▶ **Task to carry out**:
Extract the full set of records that follows, word for word.
>> BEGIN Source records
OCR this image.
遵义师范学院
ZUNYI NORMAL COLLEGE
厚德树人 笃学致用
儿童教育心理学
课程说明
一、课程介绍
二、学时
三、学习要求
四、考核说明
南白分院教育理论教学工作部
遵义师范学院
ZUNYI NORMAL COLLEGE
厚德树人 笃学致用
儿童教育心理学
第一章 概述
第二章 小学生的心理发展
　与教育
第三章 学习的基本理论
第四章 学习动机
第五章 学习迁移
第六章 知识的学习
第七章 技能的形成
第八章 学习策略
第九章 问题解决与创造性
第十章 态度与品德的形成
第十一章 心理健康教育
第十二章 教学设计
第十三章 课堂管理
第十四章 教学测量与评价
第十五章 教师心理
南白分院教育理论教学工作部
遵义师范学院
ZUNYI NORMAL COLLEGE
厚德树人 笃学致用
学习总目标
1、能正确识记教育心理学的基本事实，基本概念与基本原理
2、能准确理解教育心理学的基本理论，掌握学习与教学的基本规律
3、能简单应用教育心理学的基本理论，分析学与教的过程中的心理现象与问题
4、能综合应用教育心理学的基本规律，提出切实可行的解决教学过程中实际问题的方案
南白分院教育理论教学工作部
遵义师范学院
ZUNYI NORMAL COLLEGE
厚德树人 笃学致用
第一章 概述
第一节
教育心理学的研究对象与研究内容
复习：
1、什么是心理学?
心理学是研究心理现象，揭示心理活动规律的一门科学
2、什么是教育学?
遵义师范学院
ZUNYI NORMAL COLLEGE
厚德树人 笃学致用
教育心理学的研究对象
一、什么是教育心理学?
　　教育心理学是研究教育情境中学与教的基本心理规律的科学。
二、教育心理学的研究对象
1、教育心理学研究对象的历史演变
>> END Source records
▶ **Exercise result**:
OCR this image.
遵义师范学院
ZUNYI NORMAL COLLEGE
厚德树人 笃学致用
儿童教育心理学
课程说明
一、课程介绍
二、学时
三、学习要求
四、考核说明
南白分院教育理论教学工作部
遵义师范学院
ZUNYI NORMAL COLLEGE
厚德树人 笃学致用
儿童教育心理学
第一章 概述
第二章 小学生的心理发展
　与教育
第三章 学习的基本理论
第四章 学习动机
第五章 学习迁移
第六章 知识的学习
第七章 技能的形成
第八章 学习策略
第九章 问题解决与创造性
第十章 态度与品德的形成
第十一章 心理健康教育
第十二章 教学设计
第十三章 课堂管理
第十四章 教学测量与评价
第十五章 教师心理
南白分院教育理论教学工作部
遵义师范学院
ZUNYI NORMAL COLLEGE
厚德树人 笃学致用
学习总目标
1、能正确识记教育心理学的基本事实，基本概念与基本原理
2、能准确理解教育心理学的基本理论，掌握学习与教学的基本规律
3、能简单应用教育心理学的基本理论，分析学与教的过程中的心理现象与问题
4、能综合应用教育心理学的基本规律，提出切实可行的解决教学过程中实际问题的方案
南白分院教育理论教学工作部
遵义师范学院
ZUNYI NORMAL COLLEGE
厚德树人 笃学致用
第一章 概述
第一节
教育心理学的研究对象与研究内容
复习：
1、什么是心理学?
心理学是研究心理现象，揭示心理活动规律的一门科学
2、什么是教育学?
遵义师范学院
ZUNYI NORMAL COLLEGE
厚德树人 笃学致用
教育心理学的研究对象
一、什么是教育心理学?
　　教育心理学是研究教育情境中学与教的基本心理规律的科学。
二、教育心理学的研究对象
1、教育心理学研究对象的历史演变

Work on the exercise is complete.